● What the exercise asks
Which lines below hold the word "this"? Report each one.

[start Stored data]

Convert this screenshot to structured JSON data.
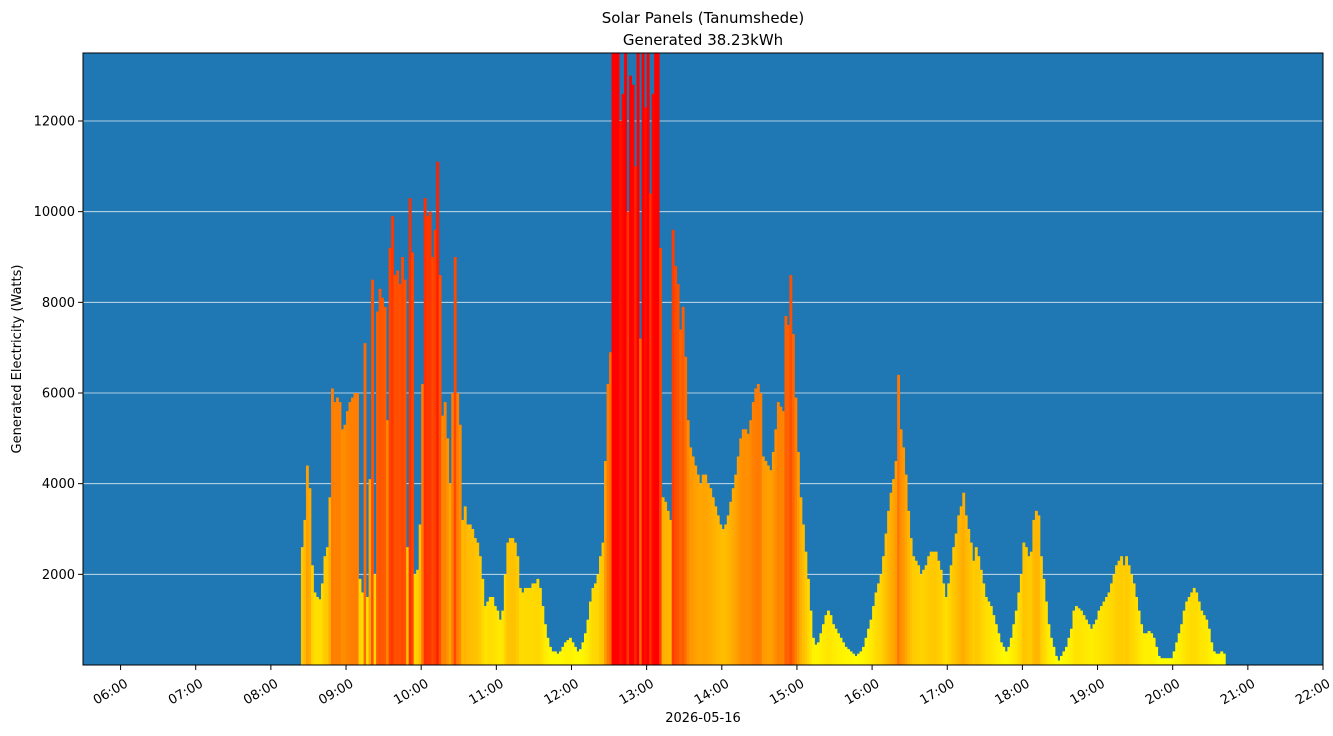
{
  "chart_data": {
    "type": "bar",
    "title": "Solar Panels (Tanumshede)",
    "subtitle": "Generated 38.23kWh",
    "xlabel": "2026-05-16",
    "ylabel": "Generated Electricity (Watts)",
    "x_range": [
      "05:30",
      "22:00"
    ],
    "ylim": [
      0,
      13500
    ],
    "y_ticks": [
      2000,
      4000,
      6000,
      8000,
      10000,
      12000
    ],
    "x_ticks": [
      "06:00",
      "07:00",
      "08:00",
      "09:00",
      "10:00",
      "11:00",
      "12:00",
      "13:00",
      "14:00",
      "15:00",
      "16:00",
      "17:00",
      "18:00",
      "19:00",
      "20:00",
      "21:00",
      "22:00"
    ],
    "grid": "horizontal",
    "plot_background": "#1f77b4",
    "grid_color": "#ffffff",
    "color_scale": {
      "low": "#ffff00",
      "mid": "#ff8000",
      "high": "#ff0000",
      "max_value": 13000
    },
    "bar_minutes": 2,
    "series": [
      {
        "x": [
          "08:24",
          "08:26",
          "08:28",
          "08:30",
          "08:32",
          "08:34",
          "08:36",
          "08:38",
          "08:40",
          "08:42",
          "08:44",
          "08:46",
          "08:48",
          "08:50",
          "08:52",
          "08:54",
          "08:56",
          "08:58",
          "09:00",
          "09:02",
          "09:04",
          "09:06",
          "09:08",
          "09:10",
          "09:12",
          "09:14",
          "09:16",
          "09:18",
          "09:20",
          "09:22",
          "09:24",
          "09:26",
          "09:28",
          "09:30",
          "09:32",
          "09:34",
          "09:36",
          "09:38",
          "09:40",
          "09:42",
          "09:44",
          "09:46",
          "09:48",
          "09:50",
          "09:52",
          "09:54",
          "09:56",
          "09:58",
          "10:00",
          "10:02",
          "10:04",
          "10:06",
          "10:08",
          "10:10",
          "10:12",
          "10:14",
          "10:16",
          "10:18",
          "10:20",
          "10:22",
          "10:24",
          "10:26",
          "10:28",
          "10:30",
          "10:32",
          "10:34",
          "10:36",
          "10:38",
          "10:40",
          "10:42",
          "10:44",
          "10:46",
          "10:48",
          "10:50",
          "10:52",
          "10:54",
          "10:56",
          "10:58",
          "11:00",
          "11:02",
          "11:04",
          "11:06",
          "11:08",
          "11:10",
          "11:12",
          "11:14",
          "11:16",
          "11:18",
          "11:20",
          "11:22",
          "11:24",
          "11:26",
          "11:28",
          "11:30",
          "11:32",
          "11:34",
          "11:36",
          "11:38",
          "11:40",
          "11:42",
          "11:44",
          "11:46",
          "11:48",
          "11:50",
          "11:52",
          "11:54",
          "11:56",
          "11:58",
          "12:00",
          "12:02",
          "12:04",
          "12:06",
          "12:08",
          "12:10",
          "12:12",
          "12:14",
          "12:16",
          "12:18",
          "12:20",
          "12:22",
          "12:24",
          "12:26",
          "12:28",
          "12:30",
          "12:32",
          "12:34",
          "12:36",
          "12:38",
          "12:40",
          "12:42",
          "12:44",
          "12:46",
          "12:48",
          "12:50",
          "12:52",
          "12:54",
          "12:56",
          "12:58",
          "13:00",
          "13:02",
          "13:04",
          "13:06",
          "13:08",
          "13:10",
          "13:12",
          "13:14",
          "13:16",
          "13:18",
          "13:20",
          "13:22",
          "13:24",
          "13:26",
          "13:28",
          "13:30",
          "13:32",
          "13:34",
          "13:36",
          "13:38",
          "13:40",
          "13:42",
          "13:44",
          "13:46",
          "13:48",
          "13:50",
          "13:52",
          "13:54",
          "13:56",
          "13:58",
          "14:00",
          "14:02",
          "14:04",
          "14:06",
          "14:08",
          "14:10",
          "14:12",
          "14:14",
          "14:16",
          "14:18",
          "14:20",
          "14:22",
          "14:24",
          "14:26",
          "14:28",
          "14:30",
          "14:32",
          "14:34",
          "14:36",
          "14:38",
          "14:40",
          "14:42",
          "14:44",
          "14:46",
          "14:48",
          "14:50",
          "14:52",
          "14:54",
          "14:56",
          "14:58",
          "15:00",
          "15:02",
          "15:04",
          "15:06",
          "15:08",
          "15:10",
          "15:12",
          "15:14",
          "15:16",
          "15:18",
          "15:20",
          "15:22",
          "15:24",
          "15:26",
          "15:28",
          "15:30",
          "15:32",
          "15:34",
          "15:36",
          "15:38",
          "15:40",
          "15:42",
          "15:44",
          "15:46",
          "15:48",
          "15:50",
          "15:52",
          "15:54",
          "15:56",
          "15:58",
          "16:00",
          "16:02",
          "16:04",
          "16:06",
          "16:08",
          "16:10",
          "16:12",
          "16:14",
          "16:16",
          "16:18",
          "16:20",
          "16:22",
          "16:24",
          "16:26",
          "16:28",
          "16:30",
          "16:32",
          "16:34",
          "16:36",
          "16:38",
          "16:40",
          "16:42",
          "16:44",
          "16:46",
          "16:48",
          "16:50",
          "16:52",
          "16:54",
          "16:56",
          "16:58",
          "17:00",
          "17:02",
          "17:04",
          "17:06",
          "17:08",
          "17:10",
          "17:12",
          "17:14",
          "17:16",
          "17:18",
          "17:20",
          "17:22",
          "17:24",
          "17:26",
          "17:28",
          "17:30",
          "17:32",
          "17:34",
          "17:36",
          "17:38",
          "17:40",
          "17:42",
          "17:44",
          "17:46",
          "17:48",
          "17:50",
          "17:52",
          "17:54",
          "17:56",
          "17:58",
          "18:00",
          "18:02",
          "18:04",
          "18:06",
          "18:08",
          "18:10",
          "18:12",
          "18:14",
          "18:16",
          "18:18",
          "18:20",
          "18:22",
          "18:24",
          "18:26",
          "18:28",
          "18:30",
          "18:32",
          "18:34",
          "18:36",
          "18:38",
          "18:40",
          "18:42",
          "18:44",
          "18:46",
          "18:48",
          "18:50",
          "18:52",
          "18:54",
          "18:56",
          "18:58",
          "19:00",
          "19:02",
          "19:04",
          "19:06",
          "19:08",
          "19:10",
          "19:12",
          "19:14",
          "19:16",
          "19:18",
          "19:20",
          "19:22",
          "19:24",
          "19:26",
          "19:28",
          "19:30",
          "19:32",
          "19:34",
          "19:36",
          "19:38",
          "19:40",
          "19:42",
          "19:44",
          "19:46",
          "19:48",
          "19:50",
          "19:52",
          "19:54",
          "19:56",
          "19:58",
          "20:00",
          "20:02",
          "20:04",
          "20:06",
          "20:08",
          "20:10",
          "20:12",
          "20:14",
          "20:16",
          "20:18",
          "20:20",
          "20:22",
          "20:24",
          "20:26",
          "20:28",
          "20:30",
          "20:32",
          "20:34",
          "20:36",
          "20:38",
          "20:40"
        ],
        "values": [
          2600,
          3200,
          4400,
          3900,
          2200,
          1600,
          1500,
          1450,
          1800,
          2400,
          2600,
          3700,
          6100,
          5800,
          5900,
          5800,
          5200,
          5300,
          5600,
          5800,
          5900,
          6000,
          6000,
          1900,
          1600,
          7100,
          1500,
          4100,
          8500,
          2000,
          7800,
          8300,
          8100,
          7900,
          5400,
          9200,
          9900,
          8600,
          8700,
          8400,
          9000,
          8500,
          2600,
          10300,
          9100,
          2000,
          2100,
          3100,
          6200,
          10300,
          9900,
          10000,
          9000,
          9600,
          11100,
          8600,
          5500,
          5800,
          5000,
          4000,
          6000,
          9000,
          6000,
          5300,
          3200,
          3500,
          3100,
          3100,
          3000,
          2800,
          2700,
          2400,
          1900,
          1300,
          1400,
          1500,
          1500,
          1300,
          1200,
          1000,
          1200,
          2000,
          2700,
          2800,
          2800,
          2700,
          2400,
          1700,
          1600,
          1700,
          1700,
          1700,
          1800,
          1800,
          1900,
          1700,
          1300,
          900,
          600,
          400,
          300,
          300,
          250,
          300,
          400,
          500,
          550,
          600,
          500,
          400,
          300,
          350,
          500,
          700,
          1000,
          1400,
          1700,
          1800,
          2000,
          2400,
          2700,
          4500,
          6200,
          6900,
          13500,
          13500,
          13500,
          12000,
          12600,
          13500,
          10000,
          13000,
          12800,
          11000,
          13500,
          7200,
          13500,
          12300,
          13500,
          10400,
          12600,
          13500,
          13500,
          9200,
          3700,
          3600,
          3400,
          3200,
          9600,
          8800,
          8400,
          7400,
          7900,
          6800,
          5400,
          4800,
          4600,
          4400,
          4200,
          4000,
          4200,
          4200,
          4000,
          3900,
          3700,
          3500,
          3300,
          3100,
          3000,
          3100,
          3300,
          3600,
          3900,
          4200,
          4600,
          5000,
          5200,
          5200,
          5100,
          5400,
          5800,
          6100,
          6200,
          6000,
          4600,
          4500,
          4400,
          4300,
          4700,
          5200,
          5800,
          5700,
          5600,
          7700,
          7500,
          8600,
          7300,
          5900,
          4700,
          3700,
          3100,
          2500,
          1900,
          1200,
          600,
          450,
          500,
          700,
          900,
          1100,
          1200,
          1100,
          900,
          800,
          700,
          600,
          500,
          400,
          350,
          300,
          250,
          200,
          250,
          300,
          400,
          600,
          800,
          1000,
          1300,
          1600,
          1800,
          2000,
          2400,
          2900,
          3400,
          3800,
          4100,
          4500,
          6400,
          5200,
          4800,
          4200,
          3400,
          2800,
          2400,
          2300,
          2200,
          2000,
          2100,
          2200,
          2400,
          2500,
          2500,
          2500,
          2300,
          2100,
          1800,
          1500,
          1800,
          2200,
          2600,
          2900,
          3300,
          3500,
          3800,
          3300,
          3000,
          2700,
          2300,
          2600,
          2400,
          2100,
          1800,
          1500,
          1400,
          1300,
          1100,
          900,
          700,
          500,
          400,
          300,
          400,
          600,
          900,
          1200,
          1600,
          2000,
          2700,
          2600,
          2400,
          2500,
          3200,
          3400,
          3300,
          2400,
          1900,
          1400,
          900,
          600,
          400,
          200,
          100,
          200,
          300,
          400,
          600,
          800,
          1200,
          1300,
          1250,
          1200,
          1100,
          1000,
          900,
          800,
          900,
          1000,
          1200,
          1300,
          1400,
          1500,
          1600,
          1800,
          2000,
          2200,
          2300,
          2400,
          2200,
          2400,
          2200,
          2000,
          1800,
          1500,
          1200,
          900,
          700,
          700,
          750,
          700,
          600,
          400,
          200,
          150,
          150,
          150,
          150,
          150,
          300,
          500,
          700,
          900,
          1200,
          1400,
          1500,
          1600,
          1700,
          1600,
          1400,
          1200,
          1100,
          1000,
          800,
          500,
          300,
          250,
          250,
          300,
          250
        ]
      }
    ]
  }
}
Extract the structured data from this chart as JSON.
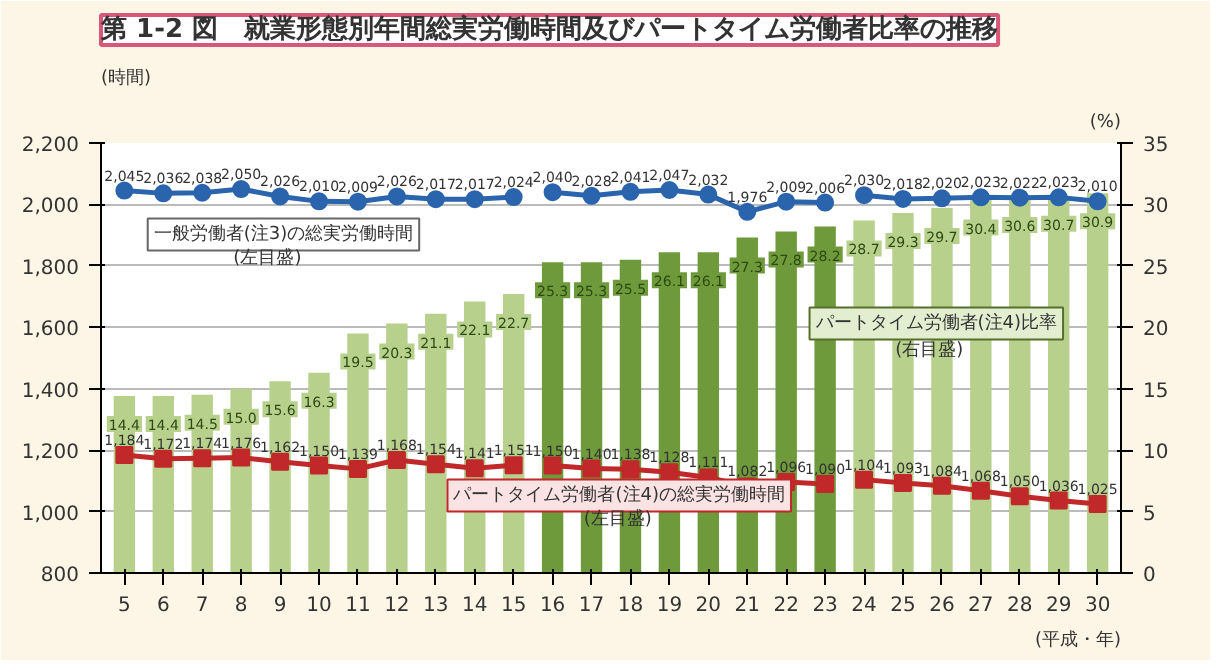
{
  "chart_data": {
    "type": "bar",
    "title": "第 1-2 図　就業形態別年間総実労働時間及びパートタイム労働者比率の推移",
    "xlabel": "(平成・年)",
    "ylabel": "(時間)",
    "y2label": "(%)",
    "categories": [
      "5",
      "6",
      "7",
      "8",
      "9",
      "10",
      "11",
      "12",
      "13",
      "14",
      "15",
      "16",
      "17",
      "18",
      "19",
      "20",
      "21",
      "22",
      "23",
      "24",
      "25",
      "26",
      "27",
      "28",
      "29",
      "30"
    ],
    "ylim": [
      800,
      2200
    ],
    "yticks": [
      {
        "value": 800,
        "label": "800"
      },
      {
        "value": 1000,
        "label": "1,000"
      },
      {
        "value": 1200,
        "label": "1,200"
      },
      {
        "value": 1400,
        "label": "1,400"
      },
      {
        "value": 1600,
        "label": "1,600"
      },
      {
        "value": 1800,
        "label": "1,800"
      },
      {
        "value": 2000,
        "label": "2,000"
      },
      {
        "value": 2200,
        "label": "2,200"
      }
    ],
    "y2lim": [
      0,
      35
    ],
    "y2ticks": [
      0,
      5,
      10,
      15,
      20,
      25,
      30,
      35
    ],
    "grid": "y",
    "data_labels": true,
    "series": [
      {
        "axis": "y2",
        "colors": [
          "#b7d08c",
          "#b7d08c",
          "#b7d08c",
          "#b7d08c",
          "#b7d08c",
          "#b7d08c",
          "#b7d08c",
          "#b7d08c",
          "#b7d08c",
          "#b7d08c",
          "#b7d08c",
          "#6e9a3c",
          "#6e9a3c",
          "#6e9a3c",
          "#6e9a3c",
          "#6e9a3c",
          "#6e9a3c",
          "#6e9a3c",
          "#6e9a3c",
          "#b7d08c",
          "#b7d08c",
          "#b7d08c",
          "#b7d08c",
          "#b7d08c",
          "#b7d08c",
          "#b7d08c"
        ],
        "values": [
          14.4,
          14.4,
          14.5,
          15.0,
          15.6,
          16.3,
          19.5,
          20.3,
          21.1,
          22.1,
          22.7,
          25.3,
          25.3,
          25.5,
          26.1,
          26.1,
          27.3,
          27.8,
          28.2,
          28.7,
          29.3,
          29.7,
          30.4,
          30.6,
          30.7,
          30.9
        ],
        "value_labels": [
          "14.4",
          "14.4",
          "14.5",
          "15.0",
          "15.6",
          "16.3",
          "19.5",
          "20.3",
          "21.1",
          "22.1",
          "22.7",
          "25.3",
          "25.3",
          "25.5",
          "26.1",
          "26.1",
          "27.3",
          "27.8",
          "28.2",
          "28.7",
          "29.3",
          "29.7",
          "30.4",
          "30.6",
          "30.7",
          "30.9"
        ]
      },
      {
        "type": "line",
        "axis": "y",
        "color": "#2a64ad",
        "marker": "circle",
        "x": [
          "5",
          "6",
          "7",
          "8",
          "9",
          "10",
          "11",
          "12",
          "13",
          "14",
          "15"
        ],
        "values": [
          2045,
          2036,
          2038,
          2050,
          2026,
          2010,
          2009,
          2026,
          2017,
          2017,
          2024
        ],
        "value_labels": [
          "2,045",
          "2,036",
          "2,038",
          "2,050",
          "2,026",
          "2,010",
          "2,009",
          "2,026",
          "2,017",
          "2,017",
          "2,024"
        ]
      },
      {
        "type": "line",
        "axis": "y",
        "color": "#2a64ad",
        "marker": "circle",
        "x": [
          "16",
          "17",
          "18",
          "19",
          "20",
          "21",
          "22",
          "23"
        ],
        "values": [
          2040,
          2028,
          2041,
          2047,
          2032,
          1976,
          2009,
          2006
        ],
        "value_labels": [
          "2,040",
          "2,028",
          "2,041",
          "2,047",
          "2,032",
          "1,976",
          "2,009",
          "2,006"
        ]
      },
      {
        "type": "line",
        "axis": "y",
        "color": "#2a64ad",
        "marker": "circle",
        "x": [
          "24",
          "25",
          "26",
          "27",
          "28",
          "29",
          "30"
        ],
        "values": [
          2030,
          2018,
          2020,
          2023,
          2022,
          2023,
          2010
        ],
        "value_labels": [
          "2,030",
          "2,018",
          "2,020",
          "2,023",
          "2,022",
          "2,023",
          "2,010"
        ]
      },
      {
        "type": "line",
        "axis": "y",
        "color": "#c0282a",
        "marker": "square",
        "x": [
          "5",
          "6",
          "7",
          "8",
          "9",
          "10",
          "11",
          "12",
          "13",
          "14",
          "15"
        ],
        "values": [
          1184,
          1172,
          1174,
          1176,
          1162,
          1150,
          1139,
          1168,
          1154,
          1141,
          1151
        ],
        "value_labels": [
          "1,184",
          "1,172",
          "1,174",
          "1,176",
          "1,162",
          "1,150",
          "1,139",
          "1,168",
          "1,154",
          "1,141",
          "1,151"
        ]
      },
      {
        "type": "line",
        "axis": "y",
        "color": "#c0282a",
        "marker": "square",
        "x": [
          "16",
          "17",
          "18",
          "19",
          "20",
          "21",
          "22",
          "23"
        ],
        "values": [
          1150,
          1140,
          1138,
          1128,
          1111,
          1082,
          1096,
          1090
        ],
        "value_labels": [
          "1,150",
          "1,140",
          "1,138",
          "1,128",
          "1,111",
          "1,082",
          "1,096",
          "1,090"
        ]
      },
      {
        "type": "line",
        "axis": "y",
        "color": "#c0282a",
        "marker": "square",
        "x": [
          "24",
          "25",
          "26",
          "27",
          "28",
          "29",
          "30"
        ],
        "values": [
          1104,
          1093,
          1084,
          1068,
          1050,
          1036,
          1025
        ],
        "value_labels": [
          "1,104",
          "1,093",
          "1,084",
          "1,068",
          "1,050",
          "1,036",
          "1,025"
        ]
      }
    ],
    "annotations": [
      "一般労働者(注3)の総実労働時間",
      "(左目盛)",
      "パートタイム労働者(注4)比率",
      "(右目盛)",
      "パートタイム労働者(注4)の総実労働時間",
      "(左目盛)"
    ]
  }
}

[end Stored data]

● Output of the task
Convert this screenshot to structured JSON data.
Extract the structured data from this chart as JSON.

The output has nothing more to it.